WORK REQUIRED: In the material below, find every line with "Ratio" and pull it out.

[Entries from a visual dataset]
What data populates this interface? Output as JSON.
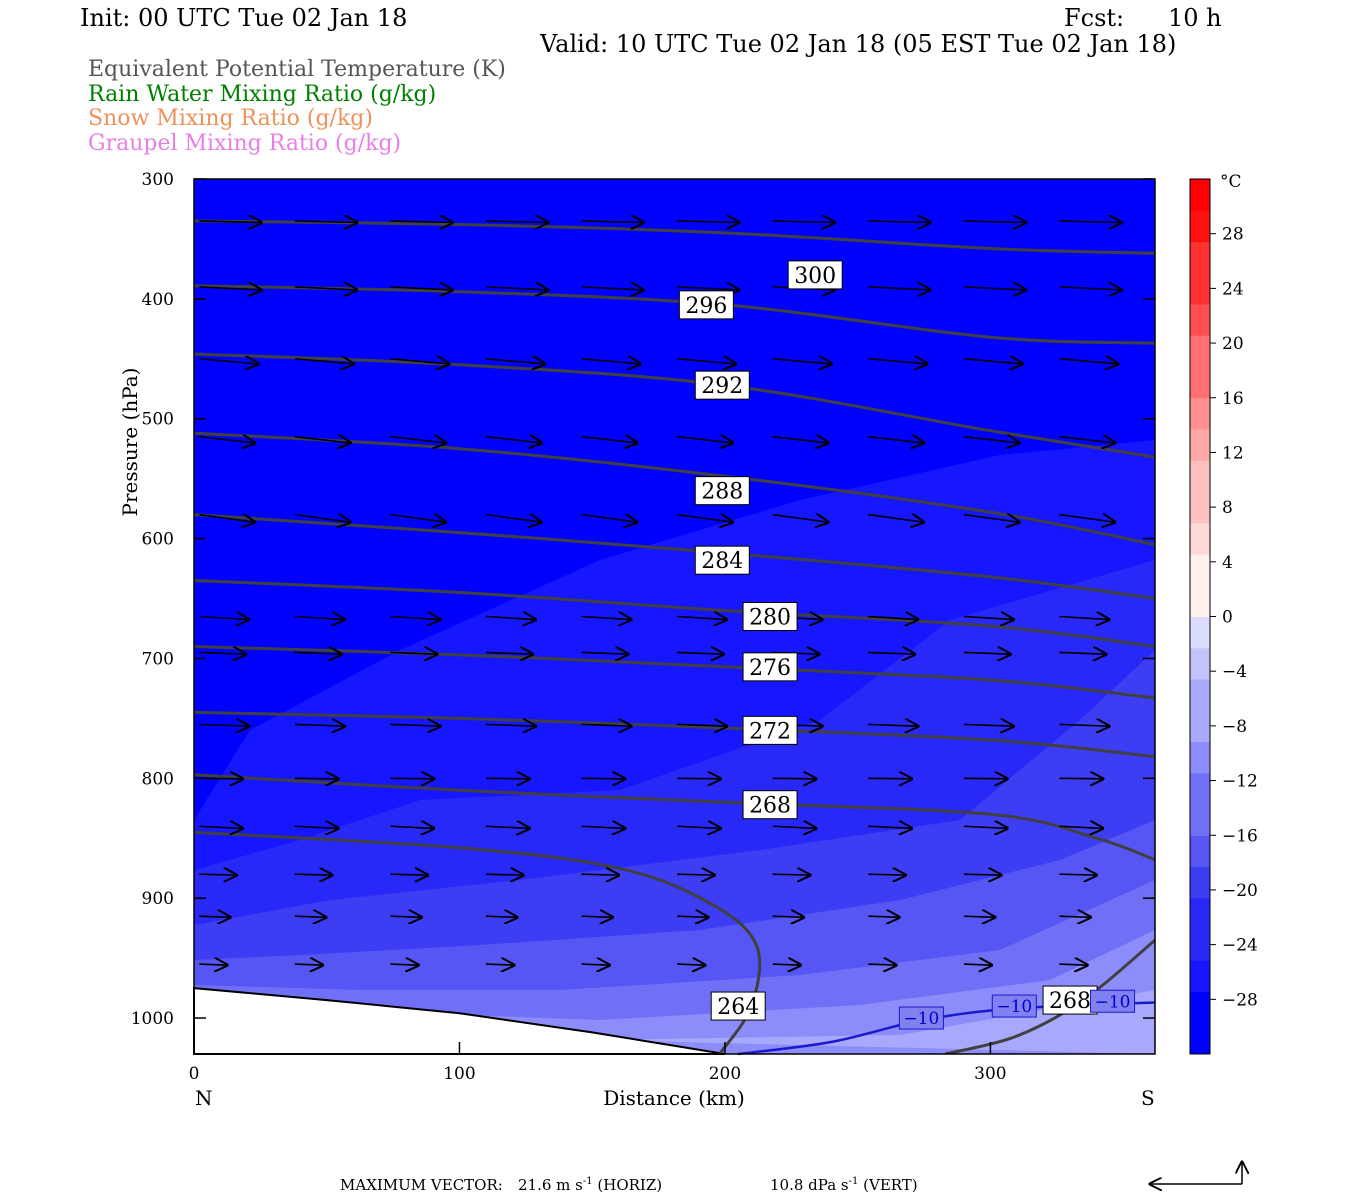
{
  "header": {
    "init": "Init: 00 UTC Tue 02 Jan 18",
    "fcst_label": "Fcst:",
    "fcst_value": "10 h",
    "valid": "Valid: 10 UTC Tue 02 Jan 18 (05 EST Tue 02 Jan 18)"
  },
  "fields": [
    {
      "label": "Equivalent Potential Temperature (K)",
      "color": "#555555"
    },
    {
      "label": "Rain Water Mixing Ratio (g/kg)",
      "color": "#008000"
    },
    {
      "label": "Snow Mixing Ratio (g/kg)",
      "color": "#f0905a"
    },
    {
      "label": "Graupel Mixing Ratio (g/kg)",
      "color": "#e87ee8"
    }
  ],
  "footer": {
    "max_vector_label": "MAXIMUM VECTOR:",
    "horiz_value": "21.6 m s",
    "horiz_unit": "(HORIZ)",
    "vert_value": "10.8 dPa s",
    "vert_unit": "(VERT)",
    "exponent": "-1"
  },
  "chart_data": {
    "type": "contour",
    "xlabel": "Distance (km)",
    "ylabel": "Pressure (hPa)",
    "xlim": [
      0,
      362
    ],
    "ylim": [
      1030,
      300
    ],
    "x_ticks": [
      0,
      100,
      200,
      300
    ],
    "y_ticks": [
      300,
      400,
      500,
      600,
      700,
      800,
      900,
      1000
    ],
    "x_end_labels": {
      "left": "N",
      "right": "S"
    },
    "colorbar": {
      "unit": "°C",
      "range": [
        -32,
        32
      ],
      "labels": [
        "28",
        "24",
        "20",
        "16",
        "12",
        "8",
        "4",
        "0",
        "−4",
        "−8",
        "−12",
        "−16",
        "−20",
        "−24",
        "−28"
      ],
      "label_values": [
        28,
        24,
        20,
        16,
        12,
        8,
        4,
        0,
        -4,
        -8,
        -12,
        -16,
        -20,
        -24,
        -28
      ]
    },
    "theta_e_contours": [
      {
        "label": "300",
        "label_at": [
          234,
          380
        ],
        "points": [
          [
            0,
            335
          ],
          [
            100,
            338
          ],
          [
            200,
            345
          ],
          [
            300,
            358
          ],
          [
            362,
            362
          ]
        ]
      },
      {
        "label": "296",
        "label_at": [
          193,
          405
        ],
        "points": [
          [
            0,
            389
          ],
          [
            100,
            394
          ],
          [
            200,
            405
          ],
          [
            300,
            432
          ],
          [
            362,
            437
          ]
        ]
      },
      {
        "label": "292",
        "label_at": [
          199,
          472
        ],
        "points": [
          [
            0,
            446
          ],
          [
            100,
            455
          ],
          [
            200,
            472
          ],
          [
            300,
            510
          ],
          [
            362,
            532
          ]
        ]
      },
      {
        "label": "288",
        "label_at": [
          199,
          560
        ],
        "points": [
          [
            0,
            512
          ],
          [
            100,
            525
          ],
          [
            200,
            548
          ],
          [
            300,
            578
          ],
          [
            362,
            605
          ]
        ]
      },
      {
        "label": "284",
        "label_at": [
          199,
          618
        ],
        "points": [
          [
            0,
            580
          ],
          [
            100,
            595
          ],
          [
            200,
            612
          ],
          [
            300,
            632
          ],
          [
            362,
            650
          ]
        ]
      },
      {
        "label": "280",
        "label_at": [
          217,
          665
        ],
        "points": [
          [
            0,
            635
          ],
          [
            100,
            645
          ],
          [
            200,
            660
          ],
          [
            300,
            673
          ],
          [
            362,
            690
          ]
        ]
      },
      {
        "label": "276",
        "label_at": [
          217,
          707
        ],
        "points": [
          [
            0,
            690
          ],
          [
            100,
            697
          ],
          [
            200,
            707
          ],
          [
            300,
            718
          ],
          [
            362,
            733
          ]
        ]
      },
      {
        "label": "272",
        "label_at": [
          217,
          760
        ],
        "points": [
          [
            0,
            745
          ],
          [
            100,
            750
          ],
          [
            200,
            758
          ],
          [
            300,
            768
          ],
          [
            362,
            782
          ]
        ]
      },
      {
        "label": "268",
        "label_at": [
          217,
          822
        ],
        "points": [
          [
            0,
            797
          ],
          [
            100,
            810
          ],
          [
            200,
            820
          ],
          [
            300,
            830
          ],
          [
            340,
            850
          ],
          [
            362,
            868
          ]
        ]
      },
      {
        "label": "264",
        "label_at": [
          205,
          990
        ],
        "points": [
          [
            0,
            845
          ],
          [
            100,
            858
          ],
          [
            160,
            875
          ],
          [
            195,
            905
          ],
          [
            212,
            940
          ],
          [
            210,
            990
          ],
          [
            198,
            1030
          ]
        ]
      },
      {
        "label": "268",
        "label_at": [
          330,
          985
        ],
        "points": [
          [
            283,
            1030
          ],
          [
            310,
            1015
          ],
          [
            335,
            985
          ],
          [
            362,
            935
          ]
        ]
      }
    ],
    "temperature_line": {
      "label": "−10",
      "label_positions": [
        [
          274,
          1000
        ],
        [
          309,
          990
        ],
        [
          346,
          986
        ]
      ],
      "points": [
        [
          205,
          1030
        ],
        [
          240,
          1020
        ],
        [
          274,
          1002
        ],
        [
          309,
          992
        ],
        [
          362,
          987
        ]
      ]
    },
    "terrain": [
      [
        0,
        975
      ],
      [
        50,
        985
      ],
      [
        100,
        996
      ],
      [
        150,
        1012
      ],
      [
        200,
        1030
      ]
    ],
    "wind_vectors": [
      {
        "p": 335,
        "dir": 0.1,
        "len": 1.0
      },
      {
        "p": 390,
        "dir": 0.2,
        "len": 1.0
      },
      {
        "p": 450,
        "dir": 0.35,
        "len": 0.95
      },
      {
        "p": 515,
        "dir": 0.45,
        "len": 0.9
      },
      {
        "p": 580,
        "dir": 0.55,
        "len": 0.9
      },
      {
        "p": 665,
        "dir": 0.25,
        "len": 0.8
      },
      {
        "p": 695,
        "dir": 0.15,
        "len": 0.75
      },
      {
        "p": 755,
        "dir": 0.15,
        "len": 0.8
      },
      {
        "p": 800,
        "dir": 0.05,
        "len": 0.7
      },
      {
        "p": 840,
        "dir": 0.2,
        "len": 0.7
      },
      {
        "p": 880,
        "dir": 0.1,
        "len": 0.6
      },
      {
        "p": 915,
        "dir": 0.15,
        "len": 0.5
      },
      {
        "p": 955,
        "dir": 0.15,
        "len": 0.45
      }
    ]
  }
}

RESPONSE TO THE EXERCISE:
      "label": "Rain Water Mixing Ratio (g/kg)",
      "label": "Snow Mixing Ratio (g/kg)",
      "label": "Graupel Mixing Ratio (g/kg)",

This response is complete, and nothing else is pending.